• [Material provided]
──────

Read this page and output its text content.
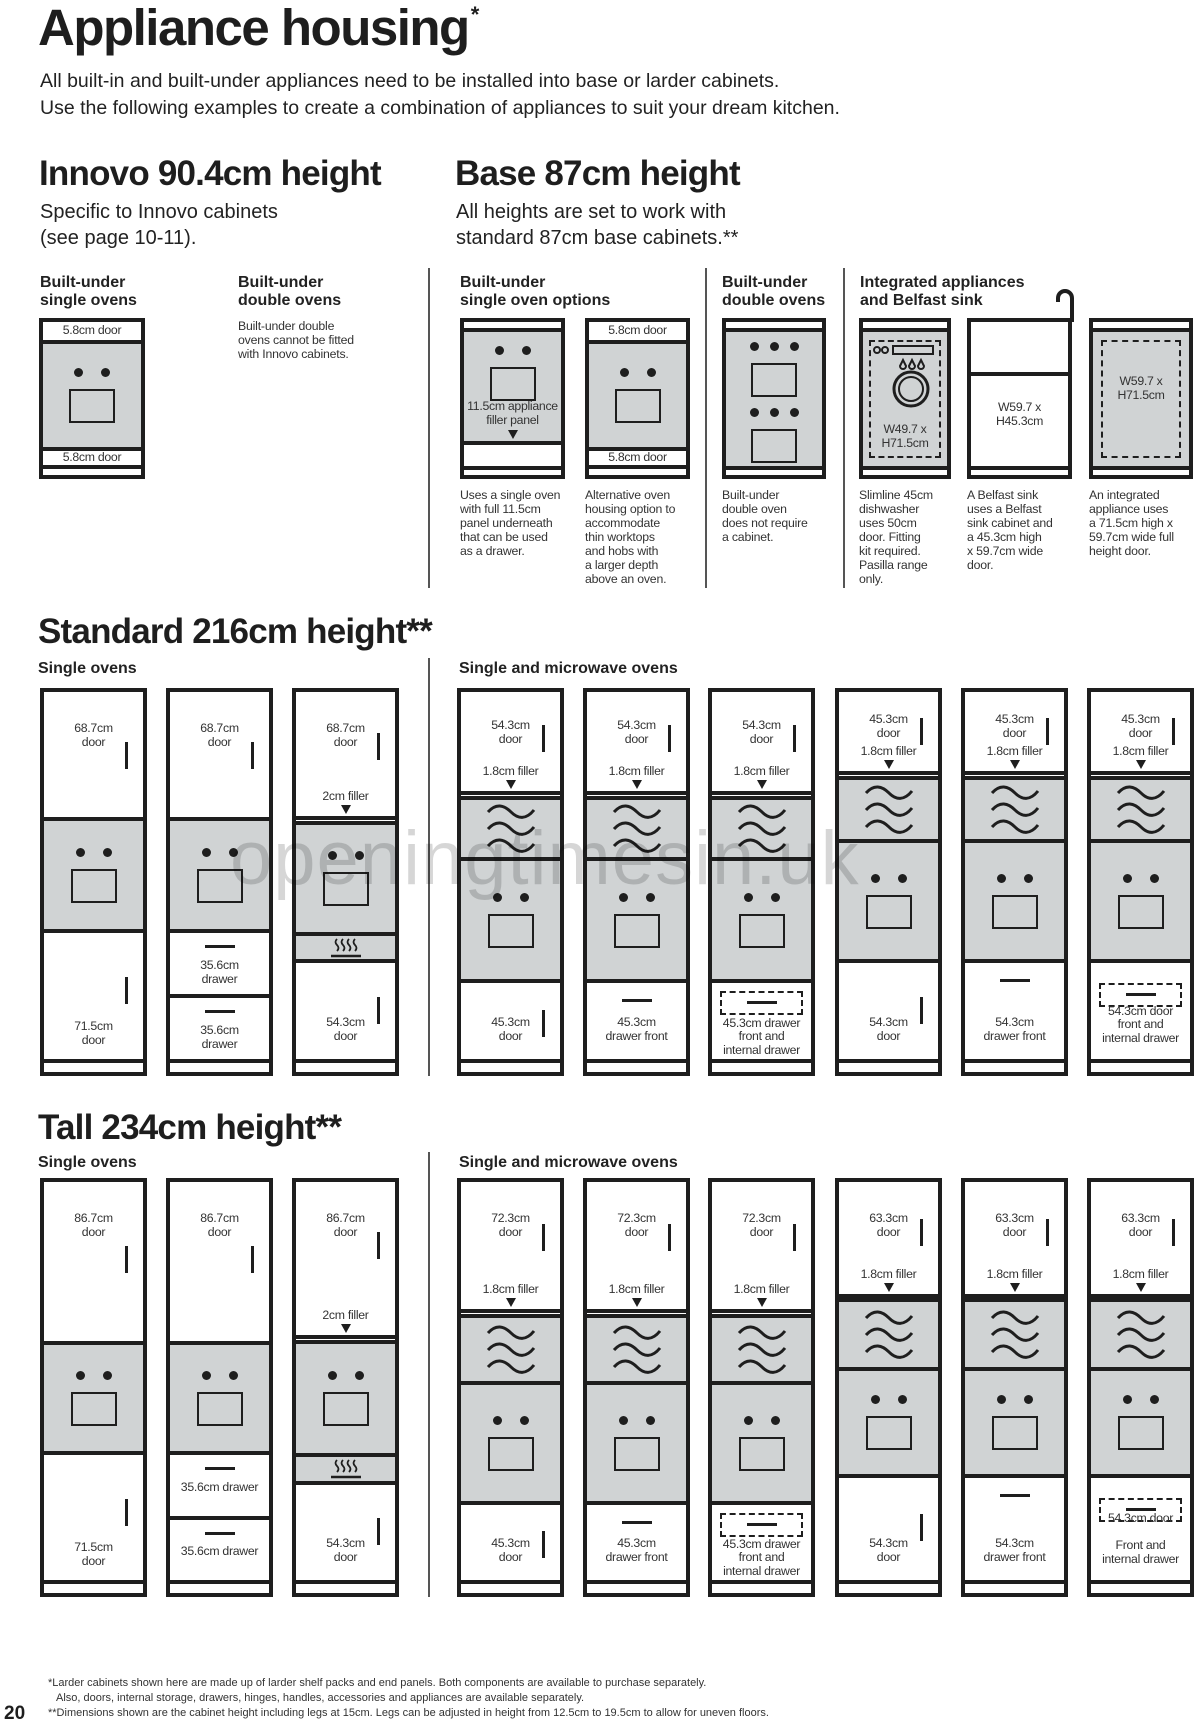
Appliance housing*
All built-in and built-under appliances need to be installed into base or larder cabinets.
Use the following examples to create a combination of appliances to suit your dream kitchen.
Innovo 90.4cm height
Specific to Innovo cabinets
(see page 10-11).
Base 87cm height
All heights are set to work with
standard 87cm base cabinets.**
Built-under
single ovens
Built-under
double ovens
Built-under double
ovens cannot be fitted
with Innovo cabinets.
Built-under
single oven options
Built-under
double ovens
Integrated appliances
and Belfast sink
Standard 216cm height**
Single ovens	Single and microwave ovens
Tall 234cm height**
Single ovens	Single and microwave ovens
*Larder cabinets shown here are made up of larder shelf packs and end panels. Both components are available to purchase separately.
Also, doors, internal storage, drawers, hinges, handles, accessories and appliances are available separately.
**Dimensions shown are the cabinet height including legs at 15cm. Legs can be adjusted in height from 12.5cm to 19.5cm to allow for uneven floors.
20
5.8cm door
5.8cm door
11.5cm appliance
filler panel
Uses a single oven
with full 11.5cm
panel underneath
that can be used
as a drawer.
5.8cm door
5.8cm door
Alternative oven
housing option to
accommodate
thin worktops
and hobs with
a larger depth
above an oven.
Built-under
double oven
does not require
a cabinet.
W49.7 x
H71.5cm
Slimline 45cm
dishwasher
uses 50cm
door. Fitting
kit required.
Pasilla range
only.
W59.7 x
H45.3cm
A Belfast sink
uses a Belfast
sink cabinet and
a 45.3cm high
x 59.7cm wide
door.
W59.7 x
H71.5cm
An integrated
appliance uses
a 71.5cm high x
59.7cm wide full
height door.
68.7cm
door
71.5cm
door
68.7cm
door
35.6cm
drawer
35.6cm
drawer
68.7cm
door
2cm filler
54.3cm
door
54.3cm
door
1.8cm filler
45.3cm
door
54.3cm
door
1.8cm filler
45.3cm
drawer front
54.3cm
door
1.8cm filler
45.3cm drawer
front and
internal drawer
45.3cm
door
1.8cm filler
54.3cm
door
45.3cm
door
1.8cm filler
54.3cm
drawer front
45.3cm
door
1.8cm filler
54.3cm door
front and
internal drawer
86.7cm
door
71.5cm
door
86.7cm
door
35.6cm drawer
35.6cm drawer
86.7cm
door
2cm filler
54.3cm
door
72.3cm
door
1.8cm filler
45.3cm
door
72.3cm
door
1.8cm filler
45.3cm
drawer front
72.3cm
door
1.8cm filler
45.3cm drawer
front and
internal drawer
63.3cm
door
1.8cm filler
54.3cm
door
63.3cm
door
1.8cm filler
54.3cm
drawer front
63.3cm
door
1.8cm filler
54.3cm door

Front and
internal drawer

──────

• [Problem] Set down every entry word for word, but omit the pictures.

• [Solved exercise]
Read this page and output its text content.
Appliance housing*
All built-in and built-under appliances need to be installed into base or larder cabinets.
Use the following examples to create a combination of appliances to suit your dream kitchen.
Innovo 90.4cm height
Specific to Innovo cabinets
(see page 10-11).
Base 87cm height
All heights are set to work with
standard 87cm base cabinets.**
Built-under
single ovens
Built-under
double ovens
Built-under double
ovens cannot be fitted
with Innovo cabinets.
Built-under
single oven options
Built-under
double ovens
Integrated appliances
and Belfast sink
Standard 216cm height**
Single ovens	Single and microwave ovens
Tall 234cm height**
Single ovens	Single and microwave ovens
*Larder cabinets shown here are made up of larder shelf packs and end panels. Both components are available to purchase separately.
Also, doors, internal storage, drawers, hinges, handles, accessories and appliances are available separately.
**Dimensions shown are the cabinet height including legs at 15cm. Legs can be adjusted in height from 12.5cm to 19.5cm to allow for uneven floors.
20
5.8cm door
5.8cm door
11.5cm appliance
filler panel
Uses a single oven
with full 11.5cm
panel underneath
that can be used
as a drawer.
5.8cm door
5.8cm door
Alternative oven
housing option to
accommodate
thin worktops
and hobs with
a larger depth
above an oven.
Built-under
double oven
does not require
a cabinet.
W49.7 x
H71.5cm
Slimline 45cm
dishwasher
uses 50cm
door. Fitting
kit required.
Pasilla range
only.
W59.7 x
H45.3cm
A Belfast sink
uses a Belfast
sink cabinet and
a 45.3cm high
x 59.7cm wide
door.
W59.7 x
H71.5cm
An integrated
appliance uses
a 71.5cm high x
59.7cm wide full
height door.
68.7cm
door
71.5cm
door
68.7cm
door
35.6cm
drawer
35.6cm
drawer
68.7cm
door
2cm filler
54.3cm
door
54.3cm
door
1.8cm filler
45.3cm
door
54.3cm
door
1.8cm filler
45.3cm
drawer front
54.3cm
door
1.8cm filler
45.3cm drawer
front and
internal drawer
45.3cm
door
1.8cm filler
54.3cm
door
45.3cm
door
1.8cm filler
54.3cm
drawer front
45.3cm
door
1.8cm filler
54.3cm door
front and
internal drawer
86.7cm
door
71.5cm
door
86.7cm
door
35.6cm drawer
35.6cm drawer
86.7cm
door
2cm filler
54.3cm
door
72.3cm
door
1.8cm filler
45.3cm
door
72.3cm
door
1.8cm filler
45.3cm
drawer front
72.3cm
door
1.8cm filler
45.3cm drawer
front and
internal drawer
63.3cm
door
1.8cm filler
54.3cm
door
63.3cm
door
1.8cm filler
54.3cm
drawer front
63.3cm
door
1.8cm filler
54.3cm door

Front and
internal drawer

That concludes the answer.